Items from a figure collection:
========================

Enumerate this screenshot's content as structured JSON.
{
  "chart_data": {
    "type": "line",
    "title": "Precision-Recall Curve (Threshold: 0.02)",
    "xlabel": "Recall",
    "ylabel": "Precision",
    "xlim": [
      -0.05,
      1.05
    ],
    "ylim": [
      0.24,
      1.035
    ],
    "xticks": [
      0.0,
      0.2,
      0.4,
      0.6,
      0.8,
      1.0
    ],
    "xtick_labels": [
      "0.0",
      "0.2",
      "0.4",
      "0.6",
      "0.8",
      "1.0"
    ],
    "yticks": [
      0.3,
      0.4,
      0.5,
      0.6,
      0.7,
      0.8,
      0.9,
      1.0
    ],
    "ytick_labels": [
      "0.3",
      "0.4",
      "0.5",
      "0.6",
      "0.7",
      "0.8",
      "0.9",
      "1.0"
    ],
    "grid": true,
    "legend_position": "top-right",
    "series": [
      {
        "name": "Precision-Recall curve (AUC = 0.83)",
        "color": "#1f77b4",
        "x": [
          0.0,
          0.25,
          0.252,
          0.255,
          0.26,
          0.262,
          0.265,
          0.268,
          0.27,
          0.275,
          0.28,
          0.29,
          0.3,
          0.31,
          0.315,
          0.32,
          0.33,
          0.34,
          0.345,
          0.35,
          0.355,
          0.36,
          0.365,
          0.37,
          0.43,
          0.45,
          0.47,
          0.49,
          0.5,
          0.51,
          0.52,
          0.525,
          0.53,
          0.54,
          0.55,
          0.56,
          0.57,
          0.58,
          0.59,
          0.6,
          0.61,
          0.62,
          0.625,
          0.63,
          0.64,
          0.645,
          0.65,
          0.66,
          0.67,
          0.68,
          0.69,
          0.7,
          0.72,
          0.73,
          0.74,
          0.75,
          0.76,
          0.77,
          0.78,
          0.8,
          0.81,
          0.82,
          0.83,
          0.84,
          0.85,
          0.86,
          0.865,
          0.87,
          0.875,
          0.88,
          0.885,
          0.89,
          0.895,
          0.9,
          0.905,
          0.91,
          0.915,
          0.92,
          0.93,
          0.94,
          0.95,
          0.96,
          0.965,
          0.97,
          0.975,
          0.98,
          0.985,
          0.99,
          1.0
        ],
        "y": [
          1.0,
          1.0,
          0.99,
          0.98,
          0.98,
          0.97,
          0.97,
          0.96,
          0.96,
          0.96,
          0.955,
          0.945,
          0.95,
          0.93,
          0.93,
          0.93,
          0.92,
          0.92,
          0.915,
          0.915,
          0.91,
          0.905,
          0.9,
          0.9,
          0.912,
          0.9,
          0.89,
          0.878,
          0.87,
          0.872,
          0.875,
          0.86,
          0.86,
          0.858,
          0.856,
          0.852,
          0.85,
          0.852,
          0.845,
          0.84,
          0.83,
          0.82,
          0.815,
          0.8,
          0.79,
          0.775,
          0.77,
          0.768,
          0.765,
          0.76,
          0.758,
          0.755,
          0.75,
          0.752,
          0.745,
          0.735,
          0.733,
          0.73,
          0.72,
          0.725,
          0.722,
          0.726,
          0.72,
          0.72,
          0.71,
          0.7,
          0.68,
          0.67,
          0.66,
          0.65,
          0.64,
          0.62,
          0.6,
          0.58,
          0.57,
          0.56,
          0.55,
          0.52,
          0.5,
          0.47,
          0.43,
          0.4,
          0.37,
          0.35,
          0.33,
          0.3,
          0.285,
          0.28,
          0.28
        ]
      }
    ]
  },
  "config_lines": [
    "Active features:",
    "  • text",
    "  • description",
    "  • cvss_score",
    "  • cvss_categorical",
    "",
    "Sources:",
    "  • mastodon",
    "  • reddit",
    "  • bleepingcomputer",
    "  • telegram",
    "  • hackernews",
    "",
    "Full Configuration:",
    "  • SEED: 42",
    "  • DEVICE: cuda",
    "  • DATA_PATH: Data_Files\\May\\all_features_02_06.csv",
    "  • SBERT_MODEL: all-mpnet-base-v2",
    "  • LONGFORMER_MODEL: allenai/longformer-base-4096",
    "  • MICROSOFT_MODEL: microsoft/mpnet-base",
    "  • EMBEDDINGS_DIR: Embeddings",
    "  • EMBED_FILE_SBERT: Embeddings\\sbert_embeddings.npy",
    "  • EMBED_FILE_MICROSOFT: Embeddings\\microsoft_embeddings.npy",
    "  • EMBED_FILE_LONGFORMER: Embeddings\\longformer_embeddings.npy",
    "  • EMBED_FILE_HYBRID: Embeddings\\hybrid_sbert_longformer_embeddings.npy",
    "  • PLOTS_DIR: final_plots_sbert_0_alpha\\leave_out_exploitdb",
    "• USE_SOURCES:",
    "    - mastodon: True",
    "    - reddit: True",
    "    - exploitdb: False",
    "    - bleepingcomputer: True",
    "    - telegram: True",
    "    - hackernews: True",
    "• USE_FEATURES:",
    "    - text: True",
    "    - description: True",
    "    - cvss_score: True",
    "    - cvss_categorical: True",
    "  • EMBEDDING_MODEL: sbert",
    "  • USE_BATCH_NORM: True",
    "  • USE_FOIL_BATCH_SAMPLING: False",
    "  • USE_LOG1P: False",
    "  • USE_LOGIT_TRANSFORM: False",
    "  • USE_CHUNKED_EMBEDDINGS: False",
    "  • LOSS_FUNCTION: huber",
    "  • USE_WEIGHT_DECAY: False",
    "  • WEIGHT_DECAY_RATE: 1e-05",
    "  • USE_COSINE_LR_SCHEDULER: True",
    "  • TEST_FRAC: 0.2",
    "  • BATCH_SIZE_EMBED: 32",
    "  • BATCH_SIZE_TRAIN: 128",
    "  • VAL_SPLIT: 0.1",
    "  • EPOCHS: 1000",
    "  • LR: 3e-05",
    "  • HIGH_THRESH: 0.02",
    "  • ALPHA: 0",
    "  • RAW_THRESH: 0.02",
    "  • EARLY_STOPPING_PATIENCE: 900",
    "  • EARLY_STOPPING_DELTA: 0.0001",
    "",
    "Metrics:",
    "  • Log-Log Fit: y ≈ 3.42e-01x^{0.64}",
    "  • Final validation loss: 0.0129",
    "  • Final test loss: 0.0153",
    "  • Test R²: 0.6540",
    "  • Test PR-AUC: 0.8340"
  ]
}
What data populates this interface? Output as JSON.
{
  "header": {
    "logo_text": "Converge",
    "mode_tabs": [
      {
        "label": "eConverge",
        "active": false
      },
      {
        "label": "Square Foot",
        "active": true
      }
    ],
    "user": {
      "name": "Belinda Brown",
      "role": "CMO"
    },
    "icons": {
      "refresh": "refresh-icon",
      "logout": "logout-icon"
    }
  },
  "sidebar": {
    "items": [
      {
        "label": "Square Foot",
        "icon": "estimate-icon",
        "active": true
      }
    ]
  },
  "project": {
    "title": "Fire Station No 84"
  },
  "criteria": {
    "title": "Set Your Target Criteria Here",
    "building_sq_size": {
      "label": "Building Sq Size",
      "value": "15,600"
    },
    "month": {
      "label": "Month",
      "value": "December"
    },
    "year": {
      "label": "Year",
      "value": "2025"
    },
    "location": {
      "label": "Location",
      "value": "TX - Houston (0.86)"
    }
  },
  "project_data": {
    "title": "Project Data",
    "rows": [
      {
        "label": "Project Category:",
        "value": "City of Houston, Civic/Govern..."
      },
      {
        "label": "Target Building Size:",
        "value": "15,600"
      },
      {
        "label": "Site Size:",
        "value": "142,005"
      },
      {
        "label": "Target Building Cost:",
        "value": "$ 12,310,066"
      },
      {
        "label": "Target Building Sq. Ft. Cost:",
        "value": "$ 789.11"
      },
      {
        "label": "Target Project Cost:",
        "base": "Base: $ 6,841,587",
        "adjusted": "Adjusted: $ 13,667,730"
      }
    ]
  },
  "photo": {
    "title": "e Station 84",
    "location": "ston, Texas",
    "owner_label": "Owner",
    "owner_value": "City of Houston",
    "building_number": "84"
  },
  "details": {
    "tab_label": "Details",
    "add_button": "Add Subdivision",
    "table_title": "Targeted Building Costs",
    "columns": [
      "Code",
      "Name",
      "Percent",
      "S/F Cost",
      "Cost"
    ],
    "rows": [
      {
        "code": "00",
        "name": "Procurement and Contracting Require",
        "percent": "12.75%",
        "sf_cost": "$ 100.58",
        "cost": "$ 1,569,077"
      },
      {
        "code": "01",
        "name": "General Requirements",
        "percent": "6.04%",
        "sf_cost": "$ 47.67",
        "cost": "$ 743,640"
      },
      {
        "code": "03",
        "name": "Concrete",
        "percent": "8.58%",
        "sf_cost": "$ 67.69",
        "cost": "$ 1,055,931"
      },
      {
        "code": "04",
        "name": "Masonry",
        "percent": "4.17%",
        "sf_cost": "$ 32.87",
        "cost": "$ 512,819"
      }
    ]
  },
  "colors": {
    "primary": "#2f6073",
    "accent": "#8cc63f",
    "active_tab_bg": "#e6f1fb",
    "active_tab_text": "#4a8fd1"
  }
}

========================

• _Problem details_: Where does the word "base" appear in the listing? List each line that holds it.

• _The result_:
    "  • SBERT_MODEL: all-mpnet-base-v2",
    "  • LONGFORMER_MODEL: allenai/longformer-base-4096",
    "  • MICROSOFT_MODEL: microsoft/mpnet-base",
        "base": "Base: $ 6,841,587",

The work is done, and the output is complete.